Task statement:
Restate the records below word for word, and omit the images they hold.

Provided information:
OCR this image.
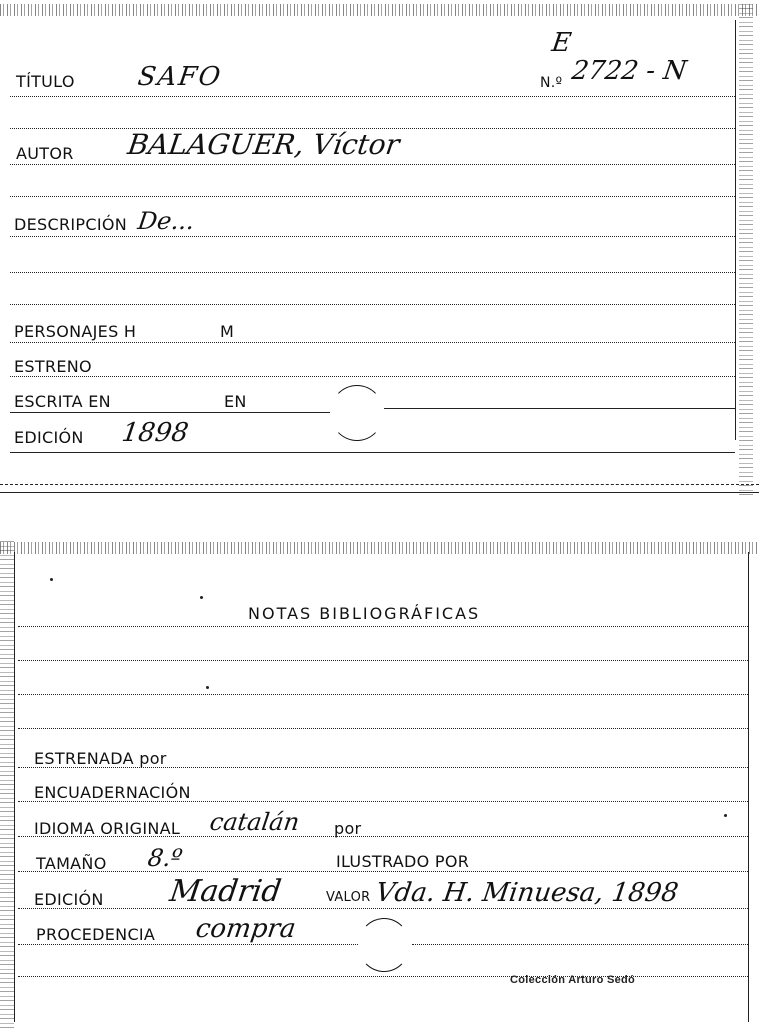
TÍTULO SAFO
E
N.º 2722 - N
AUTOR BALAGUER, Víctor
DESCRIPCIÓN De...
PERSONAJES H	M
ESTRENO
ESCRITA EN	EN
EDICIÓN 1898
NOTAS BIBLIOGRÁFICAS
ESTRENADA por
ENCUADERNACIÓN
IDIOMA ORIGINAL catalán por
TAMAÑO 8.º	ILUSTRADO POR
EDICIÓN Madrid	VALOR Vda. H. Minuesa, 1898
PROCEDENCIA compra
Colección Arturo Sedó
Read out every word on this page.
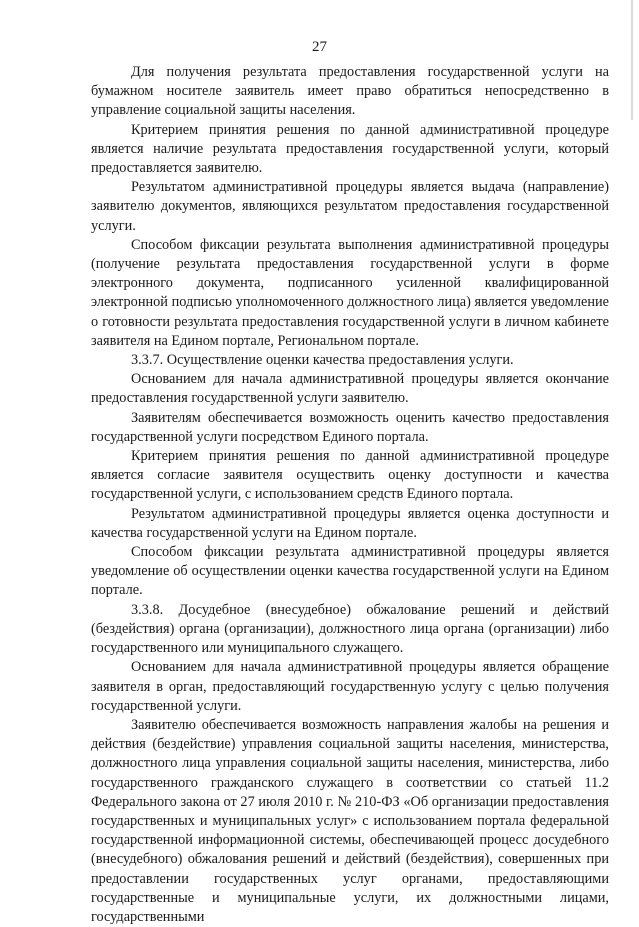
27

Для получения результата предоставления государственной услуги на бумажном носителе заявитель имеет право обратиться непосредственно в управление социальной защиты населения.

Критерием принятия решения по данной административной процедуре является наличие результата предоставления государственной услуги, который предоставляется заявителю.

Результатом административной процедуры является выдача (направление) заявителю документов, являющихся результатом предоставления государственной услуги.

Способом фиксации результата выполнения административной процедуры (получение результата предоставления государственной услуги в форме электронного документа, подписанного усиленной квалифицированной электронной подписью уполномоченного должностного лица) является уведомление о готовности результата предоставления государственной услуги в личном кабинете заявителя на Едином портале, Региональном портале.

3.3.7. Осуществление оценки качества предоставления услуги.

Основанием для начала административной процедуры является окончание предоставления государственной услуги заявителю.

Заявителям обеспечивается возможность оценить качество предоставления государственной услуги посредством Единого портала.

Критерием принятия решения по данной административной процедуре является согласие заявителя осуществить оценку доступности и качества государственной услуги, с использованием средств Единого портала.

Результатом административной процедуры является оценка доступности и качества государственной услуги на Едином портале.

Способом фиксации результата административной процедуры является уведомление об осуществлении оценки качества государственной услуги на Едином портале.

3.3.8. Досудебное (внесудебное) обжалование решений и действий (бездействия) органа (организации), должностного лица органа (организации) либо государственного или муниципального служащего.

Основанием для начала административной процедуры является обращение заявителя в орган, предоставляющий государственную услугу с целью получения государственной услуги.

Заявителю обеспечивается возможность направления жалобы на решения и действия (бездействие) управления социальной защиты населения, министерства, должностного лица управления социальной защиты населения, министерства, либо государственного гражданского служащего в соответствии со статьей 11.2 Федерального закона от 27 июля 2010 г. № 210-ФЗ «Об организации предоставления государственных и муниципальных услуг» с использованием портала федеральной государственной информационной системы, обеспечивающей процесс досудебного (внесудебного) обжалования решений и действий (бездействия), совершенных при предоставлении государственных услуг органами, предоставляющими государственные и муниципальные услуги, их должностными лицами, государственными
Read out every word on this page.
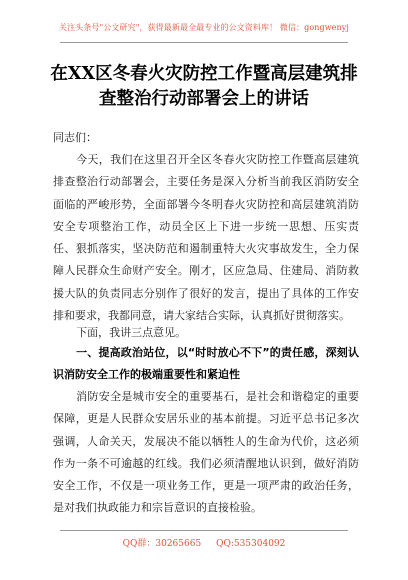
关注头条号"公文研究"，获得最新最全最专业的公文资料库！ 微信：gongwenyj
在XX区冬春火灾防控工作暨高层建筑排
查整治行动部署会上的讲话
同志们：
今天，我们在这里召开全区冬春火灾防控工作暨高层建筑排查整治行动部署会，主要任务是深入分析当前我区消防安全面临的严峻形势，全面部署今冬明春火灾防控和高层建筑消防安全专项整治工作，动员全区上下进一步统一思想、压实责任、狠抓落实，坚决防范和遏制重特大火灾事故发生，全力保障人民群众生命财产安全。刚才，区应急局、住建局、消防救援大队的负责同志分别作了很好的发言，提出了具体的工作安排和要求，我都同意，请大家结合实际，认真抓好贯彻落实。
下面，我讲三点意见。
一、提高政治站位，以“时时放心不下”的责任感，深刻认识消防安全工作的极端重要性和紧迫性
消防安全是城市安全的重要基石，是社会和谐稳定的重要保障，更是人民群众安居乐业的基本前提。习近平总书记多次强调，人命关天，发展决不能以牺牲人的生命为代价，这必须作为一条不可逾越的红线。我们必须清醒地认识到，做好消防安全工作，不仅是一项业务工作，更是一项严肃的政治任务，是对我们执政能力和宗旨意识的直接检验。
QQ群：30265665 QQ:535304092
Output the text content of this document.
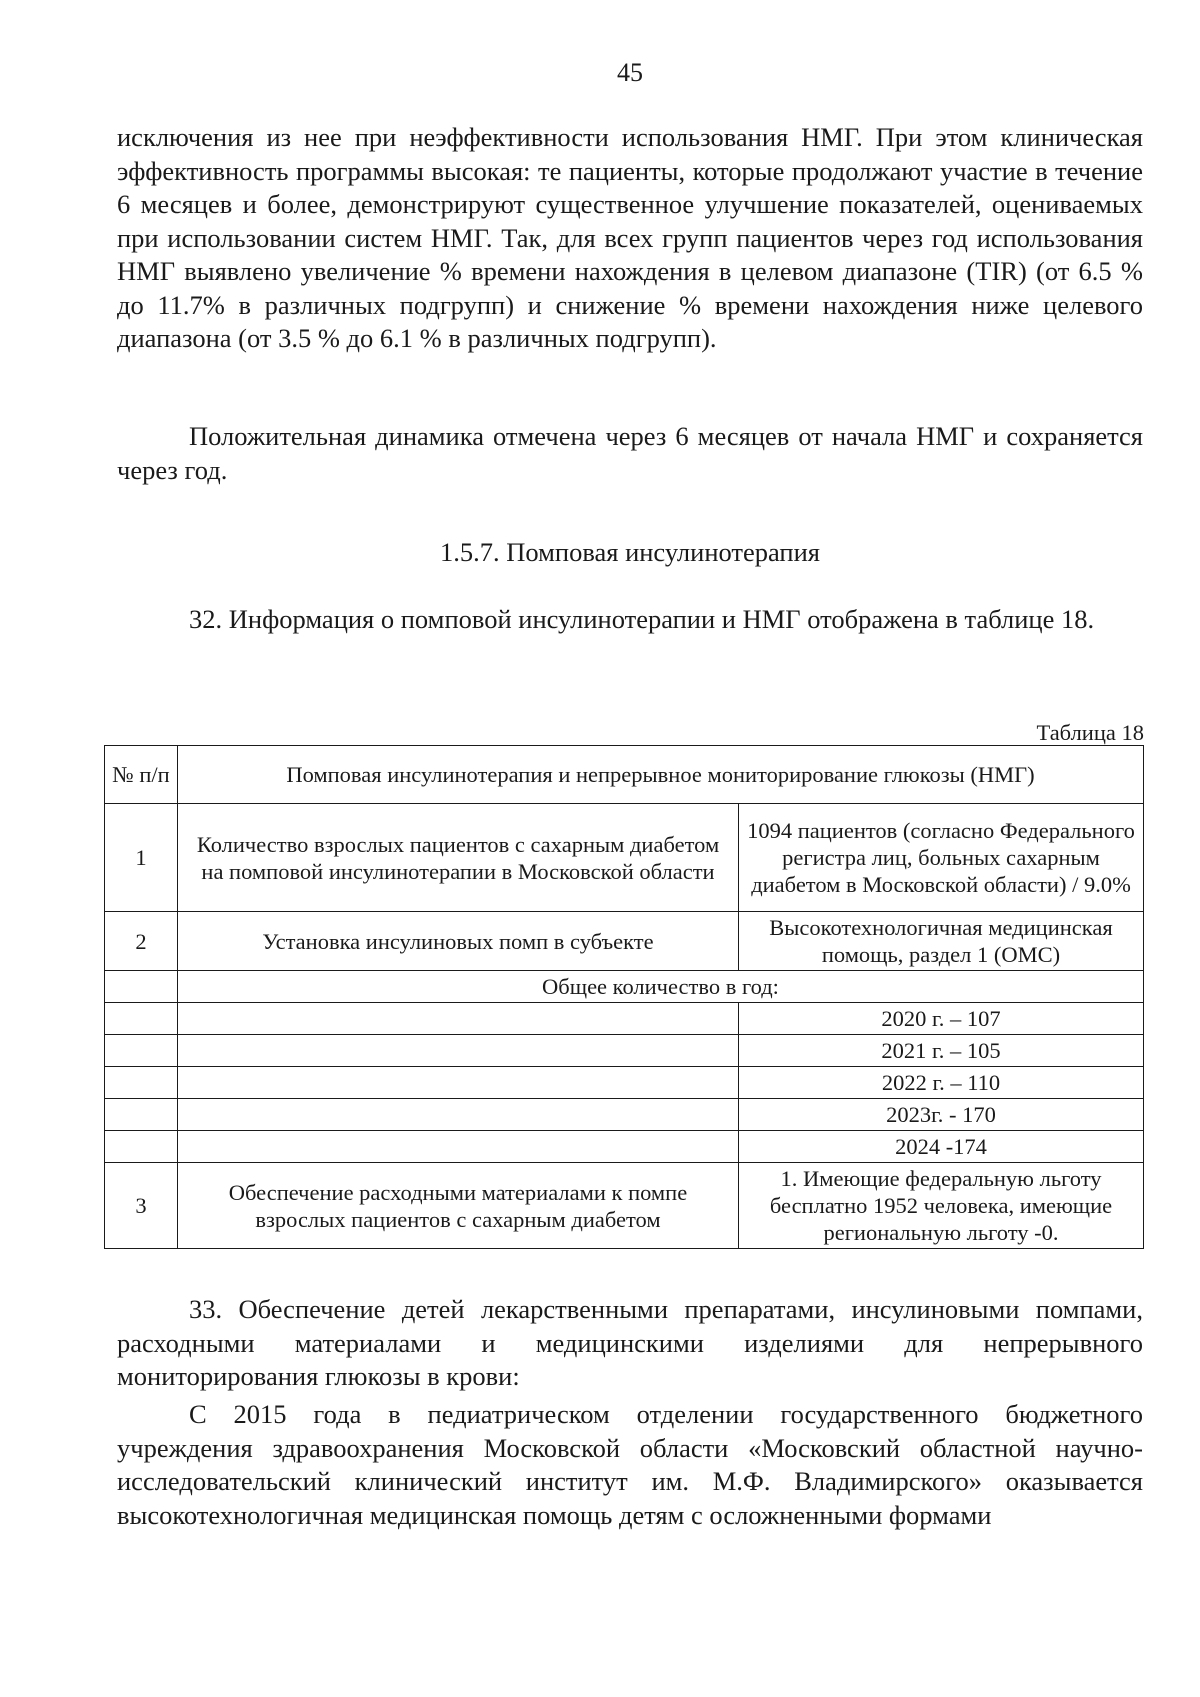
45

исключения из нее при неэффективности использования НМГ. При этом клиническая эффективность программы высокая: те пациенты, которые продолжают участие в течение 6 месяцев и более, демонстрируют существенное улучшение показателей, оцениваемых при использовании систем НМГ. Так, для всех групп пациентов через год использования НМГ выявлено увеличение % времени нахождения в целевом диапазоне (TIR) (от 6.5 % до 11.7% в различных подгрупп) и снижение % времени нахождения ниже целевого диапазона (от 3.5 % до 6.1 % в различных подгрупп).

Положительная динамика отмечена через 6 месяцев от начала НМГ и сохраняется через год.

1.5.7. Помповая инсулинотерапия

32. Информация о помповой инсулинотерапии и НМГ отображена в таблице 18.

Таблица 18
№ п/п	Помповая инсулинотерапия и непрерывное мониторирование глюкозы (НМГ)	
1	Количество взрослых пациентов с сахарным диабетом на помповой инсулинотерапии в Московской области	1094 пациентов (согласно Федерального регистра лиц, больных сахарным диабетом в Московской области) / 9.0%
2	Установка инсулиновых помп в субъекте	Высокотехнологичная медицинская помощь, раздел 1 (ОМС)
	Общее количество в год:	
		2020 г. – 107
		2021 г. – 105
		2022 г. – 110
		2023г. - 170
		2024 -174
3	Обеспечение расходными материалами к помпе взрослых пациентов с сахарным диабетом	1. Имеющие федеральную льготу бесплатно 1952 человека, имеющие региональную льготу -0.

33. Обеспечение детей лекарственными препаратами, инсулиновыми помпами, расходными материалами и медицинскими изделиями для непрерывного мониторирования глюкозы в крови:

С 2015 года в педиатрическом отделении государственного бюджетного учреждения здравоохранения Московской области «Московский областной научно-исследовательский клинический институт им. М.Ф. Владимирского» оказывается высокотехнологичная медицинская помощь детям с осложненными формами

The result:
OCR this image.
TÍTULO SAFO
E
N.º 2722 - N
AUTOR BALAGUER, Víctor
DESCRIPCIÓN De...
PERSONAJES H	M
ESTRENO
ESCRITA EN	EN
EDICIÓN 1898
NOTAS BIBLIOGRÁFICAS
ESTRENADA por
ENCUADERNACIÓN
IDIOMA ORIGINAL catalán por
TAMAÑO 8.º	ILUSTRADO POR
EDICIÓN Madrid	VALOR Vda. H. Minuesa, 1898
PROCEDENCIA compra
Colección Arturo Sedó
Read out every word on this page.
27

Для получения результата предоставления государственной услуги на бумажном носителе заявитель имеет право обратиться непосредственно в управление социальной защиты населения.

Критерием принятия решения по данной административной процедуре является наличие результата предоставления государственной услуги, который предоставляется заявителю.

Результатом административной процедуры является выдача (направление) заявителю документов, являющихся результатом предоставления государственной услуги.

Способом фиксации результата выполнения административной процедуры (получение результата предоставления государственной услуги в форме электронного документа, подписанного усиленной квалифицированной электронной подписью уполномоченного должностного лица) является уведомление о готовности результата предоставления государственной услуги в личном кабинете заявителя на Едином портале, Региональном портале.

3.3.7. Осуществление оценки качества предоставления услуги.

Основанием для начала административной процедуры является окончание предоставления государственной услуги заявителю.

Заявителям обеспечивается возможность оценить качество предоставления государственной услуги посредством Единого портала.

Критерием принятия решения по данной административной процедуре является согласие заявителя осуществить оценку доступности и качества государственной услуги, с использованием средств Единого портала.

Результатом административной процедуры является оценка доступности и качества государственной услуги на Едином портале.

Способом фиксации результата административной процедуры является уведомление об осуществлении оценки качества государственной услуги на Едином портале.

3.3.8. Досудебное (внесудебное) обжалование решений и действий (бездействия) органа (организации), должностного лица органа (организации) либо государственного или муниципального служащего.

Основанием для начала административной процедуры является обращение заявителя в орган, предоставляющий государственную услугу с целью получения государственной услуги.

Заявителю обеспечивается возможность направления жалобы на решения и действия (бездействие) управления социальной защиты населения, министерства, должностного лица управления социальной защиты населения, министерства, либо государственного гражданского служащего в соответствии со статьей 11.2 Федерального закона от 27 июля 2010 г. № 210-ФЗ «Об организации предоставления государственных и муниципальных услуг» с использованием портала федеральной государственной информационной системы, обеспечивающей процесс досудебного (внесудебного) обжалования решений и действий (бездействия), совершенных при предоставлении государственных услуг органами, предоставляющими государственные и муниципальные услуги, их должностными лицами, государственными
Read out every word on this page.
关注头条号"公文研究"，获得最新最全最专业的公文资料库！ 微信：gongwenyj
在XX区冬春火灾防控工作暨高层建筑排
查整治行动部署会上的讲话
同志们：
今天，我们在这里召开全区冬春火灾防控工作暨高层建筑排查整治行动部署会，主要任务是深入分析当前我区消防安全面临的严峻形势，全面部署今冬明春火灾防控和高层建筑消防安全专项整治工作，动员全区上下进一步统一思想、压实责任、狠抓落实，坚决防范和遏制重特大火灾事故发生，全力保障人民群众生命财产安全。刚才，区应急局、住建局、消防救援大队的负责同志分别作了很好的发言，提出了具体的工作安排和要求，我都同意，请大家结合实际，认真抓好贯彻落实。
下面，我讲三点意见。
一、提高政治站位，以“时时放心不下”的责任感，深刻认识消防安全工作的极端重要性和紧迫性
消防安全是城市安全的重要基石，是社会和谐稳定的重要保障，更是人民群众安居乐业的基本前提。习近平总书记多次强调，人命关天，发展决不能以牺牲人的生命为代价，这必须作为一条不可逾越的红线。我们必须清醒地认识到，做好消防安全工作，不仅是一项业务工作，更是一项严肃的政治任务，是对我们执政能力和宗旨意识的直接检验。
QQ群：30265665 QQ:535304092
Output the text content of this document.
45

исключения из нее при неэффективности использования НМГ. При этом клиническая эффективность программы высокая: те пациенты, которые продолжают участие в течение 6 месяцев и более, демонстрируют существенное улучшение показателей, оцениваемых при использовании систем НМГ. Так, для всех групп пациентов через год использования НМГ выявлено увеличение % времени нахождения в целевом диапазоне (TIR) (от 6.5 % до 11.7% в различных подгрупп) и снижение % времени нахождения ниже целевого диапазона (от 3.5 % до 6.1 % в различных подгрупп).

Положительная динамика отмечена через 6 месяцев от начала НМГ и сохраняется через год.

1.5.7. Помповая инсулинотерапия

32. Информация о помповой инсулинотерапии и НМГ отображена в таблице 18.

Таблица 18
№ п/п	Помповая инсулинотерапия и непрерывное мониторирование глюкозы (НМГ)	
1	Количество взрослых пациентов с сахарным диабетом на помповой инсулинотерапии в Московской области	1094 пациентов (согласно Федерального регистра лиц, больных сахарным диабетом в Московской области) / 9.0%
2	Установка инсулиновых помп в субъекте	Высокотехнологичная медицинская помощь, раздел 1 (ОМС)
	Общее количество в год:	
		2020 г. – 107
		2021 г. – 105
		2022 г. – 110
		2023г. - 170
		2024 -174
3	Обеспечение расходными материалами к помпе взрослых пациентов с сахарным диабетом	1. Имеющие федеральную льготу бесплатно 1952 человека, имеющие региональную льготу -0.

33. Обеспечение детей лекарственными препаратами, инсулиновыми помпами, расходными материалами и медицинскими изделиями для непрерывного мониторирования глюкозы в крови:

С 2015 года в педиатрическом отделении государственного бюджетного учреждения здравоохранения Московской области «Московский областной научно-исследовательский клинический институт им. М.Ф. Владимирского» оказывается высокотехнологичная медицинская помощь детям с осложненными формами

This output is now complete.